* TASK DIRECTIONS: Please list every person named in the mailing-list message about whether Nova needs an SQL database.
-- Start of SELECTED EXCERPT --
[openstack-dev] [Nova] Does Nova really need an SQL database?

Stephen Gran stephen.gran at theguardian.com
Thu Nov 21 16:52:09 UTC 2013

On 21/11/13 15:49, Chris Friesen wrote:
> On 11/21/2013 02:58 AM, Soren Hansen wrote:
>> 2013/11/20 Chris Friesen <chris.friesen at windriver.com>:
>>> What about a hybrid solution?
>>> There is data that is only used by the scheduler--for performance
>>> reasons
>>> maybe it would make sense to store that information in RAM as
>>> described at
>>> https://blueprints.launchpad.net/nova/+spec/no-db-scheduler
>>> For the rest of the data, perhaps it could be persisted using some
>>> alternate
>>> backend.
>> What would that solve?
> The scheduler has performance issues. Currently the design is
> suboptimal--the compute nodes write resource information to the
> database, then the scheduler pulls a bunch of data out of the database,
> copies it over into python, and analyzes it in python to do the filtering.
> For large clusters this can lead to significant time spent scheduling.
> Based on the above, for performance reasons it would be beneficial for
> the scheduler to have the necessary data already available in python
> rather than needing to pull it out of the database.
> For other uses of the database people are proposing alternatives to SQL
> in order to get reliability. I don't have any experience with that so I
> have no opinion on it. But as long as the data is sitting on-disk (or
> even in a database process instead of in the scheduler process) it's
> going to slow down the scheduler.
> If the primary consumer of a give piece of data (free ram, free cpu,
> free disk, etc) is the scheduler, then I think it makes sense for the
> compute nodes to report it directly to the scheduler.
-- End of SELECTED EXCERPT --
-- Start of DATASET EXTRACT --
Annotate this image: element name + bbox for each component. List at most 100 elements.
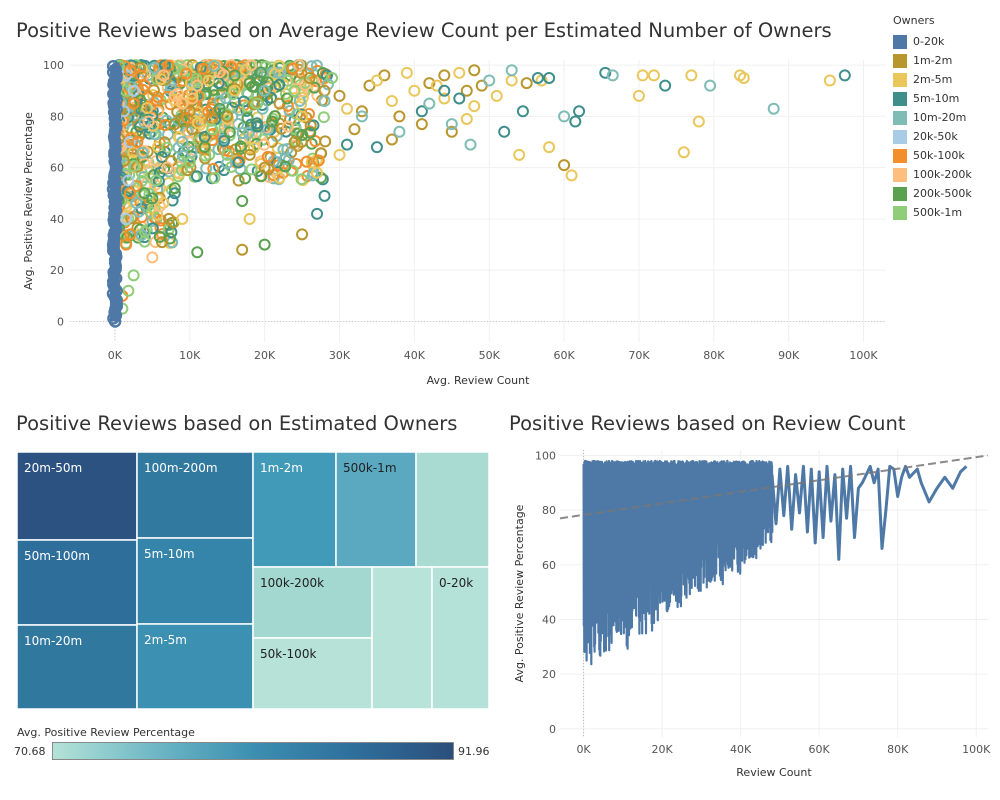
-- End of DATASET EXTRACT --
* COMPLETE RESPONSE: Stephen Gran, Chris Friesen, Soren Hansen